## Task item
Which lines in the records below contain the word "center"? Report each of them.

## Records for this exercise
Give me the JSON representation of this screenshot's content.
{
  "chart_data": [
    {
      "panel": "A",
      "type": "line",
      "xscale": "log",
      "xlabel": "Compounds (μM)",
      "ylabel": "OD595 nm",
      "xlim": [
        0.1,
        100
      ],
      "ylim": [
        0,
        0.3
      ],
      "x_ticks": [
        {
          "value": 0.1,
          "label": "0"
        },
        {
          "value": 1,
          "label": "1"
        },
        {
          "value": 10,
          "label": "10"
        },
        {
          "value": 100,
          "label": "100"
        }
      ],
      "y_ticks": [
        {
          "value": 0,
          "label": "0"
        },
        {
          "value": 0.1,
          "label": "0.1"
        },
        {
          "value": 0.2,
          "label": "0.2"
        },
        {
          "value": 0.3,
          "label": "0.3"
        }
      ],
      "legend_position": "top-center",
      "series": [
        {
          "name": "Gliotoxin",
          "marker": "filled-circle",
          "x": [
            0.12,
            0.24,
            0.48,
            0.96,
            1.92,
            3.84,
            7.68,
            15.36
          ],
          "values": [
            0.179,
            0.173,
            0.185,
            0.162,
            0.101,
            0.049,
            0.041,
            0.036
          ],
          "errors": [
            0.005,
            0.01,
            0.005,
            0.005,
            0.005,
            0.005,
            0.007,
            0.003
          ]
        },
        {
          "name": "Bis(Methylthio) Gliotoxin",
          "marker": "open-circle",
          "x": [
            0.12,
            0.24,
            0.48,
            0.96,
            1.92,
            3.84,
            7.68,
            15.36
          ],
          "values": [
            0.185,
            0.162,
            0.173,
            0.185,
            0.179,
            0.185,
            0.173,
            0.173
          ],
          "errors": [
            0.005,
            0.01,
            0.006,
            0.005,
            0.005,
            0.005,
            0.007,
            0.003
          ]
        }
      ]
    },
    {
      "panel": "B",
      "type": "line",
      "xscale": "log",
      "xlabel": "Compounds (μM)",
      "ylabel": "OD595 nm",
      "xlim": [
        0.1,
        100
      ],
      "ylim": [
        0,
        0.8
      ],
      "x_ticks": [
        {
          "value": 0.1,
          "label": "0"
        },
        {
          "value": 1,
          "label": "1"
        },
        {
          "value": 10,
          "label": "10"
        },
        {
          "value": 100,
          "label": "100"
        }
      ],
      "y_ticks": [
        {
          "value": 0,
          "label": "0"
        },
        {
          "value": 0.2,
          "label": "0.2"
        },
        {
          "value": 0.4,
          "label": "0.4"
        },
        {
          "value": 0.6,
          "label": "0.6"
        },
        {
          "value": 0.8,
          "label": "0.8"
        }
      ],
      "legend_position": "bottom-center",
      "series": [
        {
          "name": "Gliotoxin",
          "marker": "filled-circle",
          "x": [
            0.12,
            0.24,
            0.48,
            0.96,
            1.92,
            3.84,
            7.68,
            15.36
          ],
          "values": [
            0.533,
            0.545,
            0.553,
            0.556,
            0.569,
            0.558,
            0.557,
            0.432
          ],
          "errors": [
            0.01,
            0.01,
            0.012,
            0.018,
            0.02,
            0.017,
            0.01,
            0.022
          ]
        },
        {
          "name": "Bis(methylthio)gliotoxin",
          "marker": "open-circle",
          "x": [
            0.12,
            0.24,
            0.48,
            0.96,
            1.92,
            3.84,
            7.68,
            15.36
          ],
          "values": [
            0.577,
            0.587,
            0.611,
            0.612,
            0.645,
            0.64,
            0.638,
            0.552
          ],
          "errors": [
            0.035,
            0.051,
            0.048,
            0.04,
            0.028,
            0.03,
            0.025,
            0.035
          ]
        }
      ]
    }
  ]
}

## Response to this task
      "legend_position": "top-center",
      "legend_position": "bottom-center",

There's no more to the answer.